Data entries
····················

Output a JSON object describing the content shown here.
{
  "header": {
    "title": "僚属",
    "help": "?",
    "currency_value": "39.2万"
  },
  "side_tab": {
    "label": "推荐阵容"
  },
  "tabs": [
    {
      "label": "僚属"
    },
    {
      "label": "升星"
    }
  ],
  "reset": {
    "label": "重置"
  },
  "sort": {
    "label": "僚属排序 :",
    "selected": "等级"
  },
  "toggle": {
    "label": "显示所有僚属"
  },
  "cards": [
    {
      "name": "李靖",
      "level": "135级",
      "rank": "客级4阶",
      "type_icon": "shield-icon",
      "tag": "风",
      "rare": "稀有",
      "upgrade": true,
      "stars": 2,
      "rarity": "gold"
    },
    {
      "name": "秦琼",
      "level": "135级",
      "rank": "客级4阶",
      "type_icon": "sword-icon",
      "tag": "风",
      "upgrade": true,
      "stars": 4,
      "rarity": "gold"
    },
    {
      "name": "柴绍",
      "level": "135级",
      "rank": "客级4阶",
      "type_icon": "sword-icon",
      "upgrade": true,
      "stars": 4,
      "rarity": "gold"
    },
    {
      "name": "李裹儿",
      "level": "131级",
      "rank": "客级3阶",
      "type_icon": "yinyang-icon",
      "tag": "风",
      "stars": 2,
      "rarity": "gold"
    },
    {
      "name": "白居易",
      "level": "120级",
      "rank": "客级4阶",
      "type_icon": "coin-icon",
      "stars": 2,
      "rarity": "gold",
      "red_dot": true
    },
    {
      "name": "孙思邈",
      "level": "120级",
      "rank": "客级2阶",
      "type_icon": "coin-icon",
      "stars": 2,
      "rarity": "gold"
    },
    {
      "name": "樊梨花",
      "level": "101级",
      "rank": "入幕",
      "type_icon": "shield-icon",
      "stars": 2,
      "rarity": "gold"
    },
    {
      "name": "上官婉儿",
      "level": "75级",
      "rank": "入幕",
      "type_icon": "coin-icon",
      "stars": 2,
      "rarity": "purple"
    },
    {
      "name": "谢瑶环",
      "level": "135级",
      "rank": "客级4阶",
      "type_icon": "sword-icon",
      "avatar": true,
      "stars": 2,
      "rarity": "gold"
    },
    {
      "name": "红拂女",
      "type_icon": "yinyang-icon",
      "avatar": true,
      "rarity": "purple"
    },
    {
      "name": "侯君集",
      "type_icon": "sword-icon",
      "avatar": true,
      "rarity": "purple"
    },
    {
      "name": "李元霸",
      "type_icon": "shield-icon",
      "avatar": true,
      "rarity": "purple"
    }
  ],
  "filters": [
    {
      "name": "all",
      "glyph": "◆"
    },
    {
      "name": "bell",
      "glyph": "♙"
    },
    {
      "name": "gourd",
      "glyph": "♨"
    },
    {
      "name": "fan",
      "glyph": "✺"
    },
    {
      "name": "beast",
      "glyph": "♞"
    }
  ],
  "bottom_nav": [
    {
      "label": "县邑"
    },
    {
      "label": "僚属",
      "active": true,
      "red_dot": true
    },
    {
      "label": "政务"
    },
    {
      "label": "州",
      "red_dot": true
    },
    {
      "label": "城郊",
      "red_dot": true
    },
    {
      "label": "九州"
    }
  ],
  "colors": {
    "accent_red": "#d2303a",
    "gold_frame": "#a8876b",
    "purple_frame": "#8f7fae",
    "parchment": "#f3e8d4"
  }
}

····················

--- DO THIS ---
Write out the material from the first line to the last, exactly.

--- FINISHED TASK ---
Output a JSON object describing the content shown here.
{
  "header": {
    "title": "僚属",
    "help": "?",
    "currency_value": "39.2万"
  },
  "side_tab": {
    "label": "推荐阵容"
  },
  "tabs": [
    {
      "label": "僚属"
    },
    {
      "label": "升星"
    }
  ],
  "reset": {
    "label": "重置"
  },
  "sort": {
    "label": "僚属排序 :",
    "selected": "等级"
  },
  "toggle": {
    "label": "显示所有僚属"
  },
  "cards": [
    {
      "name": "李靖",
      "level": "135级",
      "rank": "客级4阶",
      "type_icon": "shield-icon",
      "tag": "风",
      "rare": "稀有",
      "upgrade": true,
      "stars": 2,
      "rarity": "gold"
    },
    {
      "name": "秦琼",
      "level": "135级",
      "rank": "客级4阶",
      "type_icon": "sword-icon",
      "tag": "风",
      "upgrade": true,
      "stars": 4,
      "rarity": "gold"
    },
    {
      "name": "柴绍",
      "level": "135级",
      "rank": "客级4阶",
      "type_icon": "sword-icon",
      "upgrade": true,
      "stars": 4,
      "rarity": "gold"
    },
    {
      "name": "李裹儿",
      "level": "131级",
      "rank": "客级3阶",
      "type_icon": "yinyang-icon",
      "tag": "风",
      "stars": 2,
      "rarity": "gold"
    },
    {
      "name": "白居易",
      "level": "120级",
      "rank": "客级4阶",
      "type_icon": "coin-icon",
      "stars": 2,
      "rarity": "gold",
      "red_dot": true
    },
    {
      "name": "孙思邈",
      "level": "120级",
      "rank": "客级2阶",
      "type_icon": "coin-icon",
      "stars": 2,
      "rarity": "gold"
    },
    {
      "name": "樊梨花",
      "level": "101级",
      "rank": "入幕",
      "type_icon": "shield-icon",
      "stars": 2,
      "rarity": "gold"
    },
    {
      "name": "上官婉儿",
      "level": "75级",
      "rank": "入幕",
      "type_icon": "coin-icon",
      "stars": 2,
      "rarity": "purple"
    },
    {
      "name": "谢瑶环",
      "level": "135级",
      "rank": "客级4阶",
      "type_icon": "sword-icon",
      "avatar": true,
      "stars": 2,
      "rarity": "gold"
    },
    {
      "name": "红拂女",
      "type_icon": "yinyang-icon",
      "avatar": true,
      "rarity": "purple"
    },
    {
      "name": "侯君集",
      "type_icon": "sword-icon",
      "avatar": true,
      "rarity": "purple"
    },
    {
      "name": "李元霸",
      "type_icon": "shield-icon",
      "avatar": true,
      "rarity": "purple"
    }
  ],
  "filters": [
    {
      "name": "all",
      "glyph": "◆"
    },
    {
      "name": "bell",
      "glyph": "♙"
    },
    {
      "name": "gourd",
      "glyph": "♨"
    },
    {
      "name": "fan",
      "glyph": "✺"
    },
    {
      "name": "beast",
      "glyph": "♞"
    }
  ],
  "bottom_nav": [
    {
      "label": "县邑"
    },
    {
      "label": "僚属",
      "active": true,
      "red_dot": true
    },
    {
      "label": "政务"
    },
    {
      "label": "州",
      "red_dot": true
    },
    {
      "label": "城郊",
      "red_dot": true
    },
    {
      "label": "九州"
    }
  ],
  "colors": {
    "accent_red": "#d2303a",
    "gold_frame": "#a8876b",
    "purple_frame": "#8f7fae",
    "parchment": "#f3e8d4"
  }
}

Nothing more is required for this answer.